_Passage provided_:
================
# Some help with painting portraits?



## Linus (Apr 27, 2010)

In painting people's faces in any medium.. oil, watercolour, acrylic.. I've noticed they use warm and cool colours on the skin. They will use actual greens or blues right on the person's skin. 

How do I know when to use which? Warm or cool
I heard it has to do with perspective. Dark colours recede, warm colours move forward.. But sometimes they put a warm colour for a part that is further away... Here's an example video:
http://www.youtube.com/watch?v=Zbz6citiDT4


----------



## belvapark (May 12, 2010)

This tutorial is mint! I'm about to do some portrait painting, let me know if you find any more.

:happy:


----------



## moon (Nov 29, 2008)

Experiment!


----------



## Linus (Apr 27, 2010)

You're right.. I will today :happy:

Pretty video isn't it? She says it looks circusy but I love it


----------



## Parttime muse (Feb 8, 2010)

Well, usually warm colors are going to be your lights or bright areas while your cool colors are going to be your dark areas or where a certain area on your painting are shaded. Some artists layer a certain color that's primarily that picture and ad layers of shading on and on the portrait. Some paint their paintings in neutral colors or in black and white as a layering and shading idea of what to use before they put their stronger and brighter colors on. For me, I just slap a few neutral colors on and make sure my bolder colors stand out. Their are exceptions to these rules where you try to make figure pop by putting stronger color on a cooler color and vice versa.


----------



## belvapark (May 12, 2010)

Art Instruction Videos Online at ArtWorkshops.TV - Home

This was the website the video came from (i'm sure you're aware!) but it has some excellent stuff on it. Cheers!!


----------



## Linus (Apr 27, 2010)

^Yes :happy:
Trying to decide which one to get..
Here's another nice video







Parttime muse said:


> Some paint their paintings in neutral colors or in black and white as a layering and shading idea of what to use before they put their stronger and brighter colors on.


Thanks for all your suggestions ^^ This one I quoted here sounds interesting, I don't think I've seen it before. Sounds maybe it is a glaze/wash that is applied after the b&w layer is finished


----------



## belvapark (May 12, 2010)

Oh Jan! She is amazing! I was drop jawed through that whole video, and it wasn't even a tute. I'm gonna sign up!!


----------



## cotton rabbit (May 29, 2010)
================
_Dataset items_:
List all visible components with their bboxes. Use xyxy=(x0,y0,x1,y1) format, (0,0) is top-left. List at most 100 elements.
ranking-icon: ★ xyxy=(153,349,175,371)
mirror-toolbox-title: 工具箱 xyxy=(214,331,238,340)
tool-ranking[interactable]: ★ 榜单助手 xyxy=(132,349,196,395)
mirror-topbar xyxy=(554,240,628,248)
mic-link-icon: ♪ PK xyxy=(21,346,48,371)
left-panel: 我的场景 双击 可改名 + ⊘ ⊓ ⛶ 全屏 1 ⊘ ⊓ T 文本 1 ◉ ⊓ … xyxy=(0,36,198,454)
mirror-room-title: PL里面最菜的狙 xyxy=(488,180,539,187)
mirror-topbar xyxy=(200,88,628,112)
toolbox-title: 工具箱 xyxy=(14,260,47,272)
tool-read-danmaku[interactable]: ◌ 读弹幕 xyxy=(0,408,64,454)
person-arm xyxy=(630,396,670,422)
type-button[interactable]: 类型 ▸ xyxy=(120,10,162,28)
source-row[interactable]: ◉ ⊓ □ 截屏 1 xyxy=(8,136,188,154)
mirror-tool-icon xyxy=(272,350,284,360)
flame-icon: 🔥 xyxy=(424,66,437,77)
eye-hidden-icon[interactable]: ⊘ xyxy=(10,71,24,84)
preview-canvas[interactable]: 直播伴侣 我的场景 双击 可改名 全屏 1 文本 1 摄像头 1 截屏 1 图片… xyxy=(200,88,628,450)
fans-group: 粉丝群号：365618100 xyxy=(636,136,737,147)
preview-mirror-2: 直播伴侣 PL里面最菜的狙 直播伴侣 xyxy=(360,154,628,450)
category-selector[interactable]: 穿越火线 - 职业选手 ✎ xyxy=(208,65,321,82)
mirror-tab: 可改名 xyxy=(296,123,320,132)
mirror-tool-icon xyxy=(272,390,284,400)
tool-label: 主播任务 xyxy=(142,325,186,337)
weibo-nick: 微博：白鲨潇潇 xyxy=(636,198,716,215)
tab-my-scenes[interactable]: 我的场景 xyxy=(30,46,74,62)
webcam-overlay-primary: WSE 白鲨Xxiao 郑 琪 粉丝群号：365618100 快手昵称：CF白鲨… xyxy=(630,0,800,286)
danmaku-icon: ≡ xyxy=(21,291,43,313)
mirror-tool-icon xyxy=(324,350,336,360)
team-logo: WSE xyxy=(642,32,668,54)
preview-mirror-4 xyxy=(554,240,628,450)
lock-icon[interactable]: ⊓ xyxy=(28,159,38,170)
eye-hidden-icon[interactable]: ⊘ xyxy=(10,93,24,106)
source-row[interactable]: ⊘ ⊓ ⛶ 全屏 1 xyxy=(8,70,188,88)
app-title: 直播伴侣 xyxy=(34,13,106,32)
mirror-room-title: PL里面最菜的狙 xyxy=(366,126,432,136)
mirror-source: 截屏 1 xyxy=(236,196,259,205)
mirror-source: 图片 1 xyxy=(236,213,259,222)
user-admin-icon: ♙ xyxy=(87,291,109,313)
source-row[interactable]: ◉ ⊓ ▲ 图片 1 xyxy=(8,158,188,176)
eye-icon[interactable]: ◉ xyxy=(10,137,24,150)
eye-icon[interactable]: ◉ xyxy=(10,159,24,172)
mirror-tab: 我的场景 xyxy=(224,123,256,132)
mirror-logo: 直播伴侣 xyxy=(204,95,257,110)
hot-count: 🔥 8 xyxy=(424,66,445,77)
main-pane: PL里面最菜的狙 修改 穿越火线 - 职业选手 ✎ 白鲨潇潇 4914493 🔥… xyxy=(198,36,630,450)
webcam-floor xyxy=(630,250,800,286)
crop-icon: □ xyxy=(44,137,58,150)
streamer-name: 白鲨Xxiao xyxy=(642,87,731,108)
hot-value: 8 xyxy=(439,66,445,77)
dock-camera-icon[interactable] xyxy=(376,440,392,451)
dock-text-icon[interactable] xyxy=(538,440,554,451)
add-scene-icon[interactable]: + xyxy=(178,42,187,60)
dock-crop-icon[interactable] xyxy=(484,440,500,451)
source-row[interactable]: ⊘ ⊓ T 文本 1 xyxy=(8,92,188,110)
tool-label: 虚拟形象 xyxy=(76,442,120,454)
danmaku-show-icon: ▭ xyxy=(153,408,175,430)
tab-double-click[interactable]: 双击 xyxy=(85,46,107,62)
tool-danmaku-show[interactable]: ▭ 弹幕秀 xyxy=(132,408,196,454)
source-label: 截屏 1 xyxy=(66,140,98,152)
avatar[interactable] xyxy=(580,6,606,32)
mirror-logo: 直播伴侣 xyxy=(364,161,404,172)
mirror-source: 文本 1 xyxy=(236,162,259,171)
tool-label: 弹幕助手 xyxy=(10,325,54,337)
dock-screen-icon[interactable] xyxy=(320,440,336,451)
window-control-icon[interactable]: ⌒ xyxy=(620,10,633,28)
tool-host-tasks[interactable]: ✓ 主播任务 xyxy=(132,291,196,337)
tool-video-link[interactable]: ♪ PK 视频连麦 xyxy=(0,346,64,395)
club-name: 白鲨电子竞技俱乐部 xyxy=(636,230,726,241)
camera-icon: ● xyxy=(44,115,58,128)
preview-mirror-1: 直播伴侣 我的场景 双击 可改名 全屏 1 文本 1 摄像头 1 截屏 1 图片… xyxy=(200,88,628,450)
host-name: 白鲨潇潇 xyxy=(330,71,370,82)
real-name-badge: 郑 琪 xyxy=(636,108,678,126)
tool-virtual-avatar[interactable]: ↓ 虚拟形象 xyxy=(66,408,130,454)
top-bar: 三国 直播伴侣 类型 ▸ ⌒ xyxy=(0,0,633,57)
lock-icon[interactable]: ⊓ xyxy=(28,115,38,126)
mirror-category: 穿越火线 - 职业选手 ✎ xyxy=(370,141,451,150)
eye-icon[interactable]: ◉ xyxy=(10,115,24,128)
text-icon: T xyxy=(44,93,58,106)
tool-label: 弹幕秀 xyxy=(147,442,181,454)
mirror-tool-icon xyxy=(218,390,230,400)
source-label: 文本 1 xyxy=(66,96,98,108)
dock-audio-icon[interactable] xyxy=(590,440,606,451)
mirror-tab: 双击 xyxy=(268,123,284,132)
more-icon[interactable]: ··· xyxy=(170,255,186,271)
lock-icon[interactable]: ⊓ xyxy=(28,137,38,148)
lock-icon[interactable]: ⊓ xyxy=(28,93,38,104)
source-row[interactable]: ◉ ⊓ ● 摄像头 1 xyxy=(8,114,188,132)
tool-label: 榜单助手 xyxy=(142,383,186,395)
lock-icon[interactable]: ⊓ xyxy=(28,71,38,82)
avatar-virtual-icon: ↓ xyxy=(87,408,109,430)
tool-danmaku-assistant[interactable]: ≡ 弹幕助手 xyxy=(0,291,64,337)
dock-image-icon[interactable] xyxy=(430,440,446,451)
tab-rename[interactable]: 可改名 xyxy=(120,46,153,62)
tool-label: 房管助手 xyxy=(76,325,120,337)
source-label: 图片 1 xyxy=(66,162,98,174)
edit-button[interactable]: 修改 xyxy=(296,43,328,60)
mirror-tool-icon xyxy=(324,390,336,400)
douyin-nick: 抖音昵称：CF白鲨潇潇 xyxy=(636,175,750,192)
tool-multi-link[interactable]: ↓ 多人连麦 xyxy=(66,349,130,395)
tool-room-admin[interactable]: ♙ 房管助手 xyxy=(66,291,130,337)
================
_Parts of the exercise_:
a: Reproduce the portrait-painting thread from "Art Instruction Videos" down to "on it. Cheers!!".
b: Name every distinct username that heads a post in the portrait-painting thread, listing each only once.

_Answers to each task_:
a:
Art Instruction Videos Online at ArtWorkshops.TV - Home

This was the website the video came from (i'm sure you're aware!) but it has some excellent stuff on it. Cheers!!

b: Linus, belvapark, moon, Parttime muse, cotton rabbit